• **TO BE DONE**
Set down, in full, every record in the block.

--- START EXTRACTED RECORDS ---

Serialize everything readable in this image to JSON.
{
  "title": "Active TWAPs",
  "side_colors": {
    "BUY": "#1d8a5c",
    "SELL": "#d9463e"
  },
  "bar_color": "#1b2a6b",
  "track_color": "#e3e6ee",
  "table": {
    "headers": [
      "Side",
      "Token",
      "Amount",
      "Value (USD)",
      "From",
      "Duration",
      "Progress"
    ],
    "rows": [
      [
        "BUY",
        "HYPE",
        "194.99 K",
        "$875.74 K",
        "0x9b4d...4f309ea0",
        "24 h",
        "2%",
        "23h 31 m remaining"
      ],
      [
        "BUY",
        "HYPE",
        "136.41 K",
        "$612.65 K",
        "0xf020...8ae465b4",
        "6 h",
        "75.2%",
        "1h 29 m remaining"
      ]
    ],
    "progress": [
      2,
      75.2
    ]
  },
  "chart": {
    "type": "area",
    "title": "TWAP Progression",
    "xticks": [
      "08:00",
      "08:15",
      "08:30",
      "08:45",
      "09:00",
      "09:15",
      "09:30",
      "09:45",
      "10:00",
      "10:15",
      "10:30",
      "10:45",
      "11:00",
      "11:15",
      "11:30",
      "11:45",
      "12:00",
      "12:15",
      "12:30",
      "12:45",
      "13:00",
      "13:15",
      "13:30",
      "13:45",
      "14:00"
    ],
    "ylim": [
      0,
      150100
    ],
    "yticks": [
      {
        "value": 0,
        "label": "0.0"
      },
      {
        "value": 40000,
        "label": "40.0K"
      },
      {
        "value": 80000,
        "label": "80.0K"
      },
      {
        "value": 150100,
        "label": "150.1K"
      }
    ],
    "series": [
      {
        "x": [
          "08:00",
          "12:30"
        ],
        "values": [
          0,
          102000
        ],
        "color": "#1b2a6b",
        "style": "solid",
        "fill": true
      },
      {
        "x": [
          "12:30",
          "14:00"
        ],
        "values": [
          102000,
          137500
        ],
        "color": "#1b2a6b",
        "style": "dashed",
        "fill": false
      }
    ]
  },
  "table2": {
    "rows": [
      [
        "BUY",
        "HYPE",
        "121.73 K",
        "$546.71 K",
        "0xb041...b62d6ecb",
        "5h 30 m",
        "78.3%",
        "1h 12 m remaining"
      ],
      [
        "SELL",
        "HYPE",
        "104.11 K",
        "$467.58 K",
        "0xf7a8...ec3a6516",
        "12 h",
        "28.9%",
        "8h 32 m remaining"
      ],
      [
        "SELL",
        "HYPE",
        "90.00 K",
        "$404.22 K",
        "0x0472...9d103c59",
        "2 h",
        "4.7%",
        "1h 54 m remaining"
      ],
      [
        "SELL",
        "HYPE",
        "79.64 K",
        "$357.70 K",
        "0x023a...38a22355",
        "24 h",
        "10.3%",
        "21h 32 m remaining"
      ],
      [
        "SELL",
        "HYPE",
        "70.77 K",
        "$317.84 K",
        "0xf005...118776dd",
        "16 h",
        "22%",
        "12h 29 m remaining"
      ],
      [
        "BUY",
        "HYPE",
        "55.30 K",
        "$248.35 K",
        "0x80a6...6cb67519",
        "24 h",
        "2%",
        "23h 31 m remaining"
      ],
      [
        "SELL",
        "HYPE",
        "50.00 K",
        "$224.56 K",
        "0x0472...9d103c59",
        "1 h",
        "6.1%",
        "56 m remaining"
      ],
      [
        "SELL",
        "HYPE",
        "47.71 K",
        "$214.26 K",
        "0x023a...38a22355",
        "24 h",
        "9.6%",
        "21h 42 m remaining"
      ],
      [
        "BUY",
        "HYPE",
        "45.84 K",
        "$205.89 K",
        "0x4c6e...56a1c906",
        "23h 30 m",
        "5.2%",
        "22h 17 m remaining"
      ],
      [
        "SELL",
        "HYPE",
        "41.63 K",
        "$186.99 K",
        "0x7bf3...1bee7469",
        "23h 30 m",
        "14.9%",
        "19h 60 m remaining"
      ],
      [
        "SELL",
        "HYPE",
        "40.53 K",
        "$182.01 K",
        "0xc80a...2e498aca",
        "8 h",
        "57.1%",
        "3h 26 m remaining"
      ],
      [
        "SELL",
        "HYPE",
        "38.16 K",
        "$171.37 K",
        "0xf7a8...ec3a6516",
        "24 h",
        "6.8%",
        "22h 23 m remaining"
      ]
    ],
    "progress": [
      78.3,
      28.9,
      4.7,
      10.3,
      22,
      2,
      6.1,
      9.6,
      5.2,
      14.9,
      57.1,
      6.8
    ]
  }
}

--- END EXTRACTED RECORDS ---

• **SOLVED PROBLEM**
Serialize everything readable in this image to JSON.
{
  "title": "Active TWAPs",
  "side_colors": {
    "BUY": "#1d8a5c",
    "SELL": "#d9463e"
  },
  "bar_color": "#1b2a6b",
  "track_color": "#e3e6ee",
  "table": {
    "headers": [
      "Side",
      "Token",
      "Amount",
      "Value (USD)",
      "From",
      "Duration",
      "Progress"
    ],
    "rows": [
      [
        "BUY",
        "HYPE",
        "194.99 K",
        "$875.74 K",
        "0x9b4d...4f309ea0",
        "24 h",
        "2%",
        "23h 31 m remaining"
      ],
      [
        "BUY",
        "HYPE",
        "136.41 K",
        "$612.65 K",
        "0xf020...8ae465b4",
        "6 h",
        "75.2%",
        "1h 29 m remaining"
      ]
    ],
    "progress": [
      2,
      75.2
    ]
  },
  "chart": {
    "type": "area",
    "title": "TWAP Progression",
    "xticks": [
      "08:00",
      "08:15",
      "08:30",
      "08:45",
      "09:00",
      "09:15",
      "09:30",
      "09:45",
      "10:00",
      "10:15",
      "10:30",
      "10:45",
      "11:00",
      "11:15",
      "11:30",
      "11:45",
      "12:00",
      "12:15",
      "12:30",
      "12:45",
      "13:00",
      "13:15",
      "13:30",
      "13:45",
      "14:00"
    ],
    "ylim": [
      0,
      150100
    ],
    "yticks": [
      {
        "value": 0,
        "label": "0.0"
      },
      {
        "value": 40000,
        "label": "40.0K"
      },
      {
        "value": 80000,
        "label": "80.0K"
      },
      {
        "value": 150100,
        "label": "150.1K"
      }
    ],
    "series": [
      {
        "x": [
          "08:00",
          "12:30"
        ],
        "values": [
          0,
          102000
        ],
        "color": "#1b2a6b",
        "style": "solid",
        "fill": true
      },
      {
        "x": [
          "12:30",
          "14:00"
        ],
        "values": [
          102000,
          137500
        ],
        "color": "#1b2a6b",
        "style": "dashed",
        "fill": false
      }
    ]
  },
  "table2": {
    "rows": [
      [
        "BUY",
        "HYPE",
        "121.73 K",
        "$546.71 K",
        "0xb041...b62d6ecb",
        "5h 30 m",
        "78.3%",
        "1h 12 m remaining"
      ],
      [
        "SELL",
        "HYPE",
        "104.11 K",
        "$467.58 K",
        "0xf7a8...ec3a6516",
        "12 h",
        "28.9%",
        "8h 32 m remaining"
      ],
      [
        "SELL",
        "HYPE",
        "90.00 K",
        "$404.22 K",
        "0x0472...9d103c59",
        "2 h",
        "4.7%",
        "1h 54 m remaining"
      ],
      [
        "SELL",
        "HYPE",
        "79.64 K",
        "$357.70 K",
        "0x023a...38a22355",
        "24 h",
        "10.3%",
        "21h 32 m remaining"
      ],
      [
        "SELL",
        "HYPE",
        "70.77 K",
        "$317.84 K",
        "0xf005...118776dd",
        "16 h",
        "22%",
        "12h 29 m remaining"
      ],
      [
        "BUY",
        "HYPE",
        "55.30 K",
        "$248.35 K",
        "0x80a6...6cb67519",
        "24 h",
        "2%",
        "23h 31 m remaining"
      ],
      [
        "SELL",
        "HYPE",
        "50.00 K",
        "$224.56 K",
        "0x0472...9d103c59",
        "1 h",
        "6.1%",
        "56 m remaining"
      ],
      [
        "SELL",
        "HYPE",
        "47.71 K",
        "$214.26 K",
        "0x023a...38a22355",
        "24 h",
        "9.6%",
        "21h 42 m remaining"
      ],
      [
        "BUY",
        "HYPE",
        "45.84 K",
        "$205.89 K",
        "0x4c6e...56a1c906",
        "23h 30 m",
        "5.2%",
        "22h 17 m remaining"
      ],
      [
        "SELL",
        "HYPE",
        "41.63 K",
        "$186.99 K",
        "0x7bf3...1bee7469",
        "23h 30 m",
        "14.9%",
        "19h 60 m remaining"
      ],
      [
        "SELL",
        "HYPE",
        "40.53 K",
        "$182.01 K",
        "0xc80a...2e498aca",
        "8 h",
        "57.1%",
        "3h 26 m remaining"
      ],
      [
        "SELL",
        "HYPE",
        "38.16 K",
        "$171.37 K",
        "0xf7a8...ec3a6516",
        "24 h",
        "6.8%",
        "22h 23 m remaining"
      ]
    ],
    "progress": [
      78.3,
      28.9,
      4.7,
      10.3,
      22,
      2,
      6.1,
      9.6,
      5.2,
      14.9,
      57.1,
      6.8
    ]
  }
}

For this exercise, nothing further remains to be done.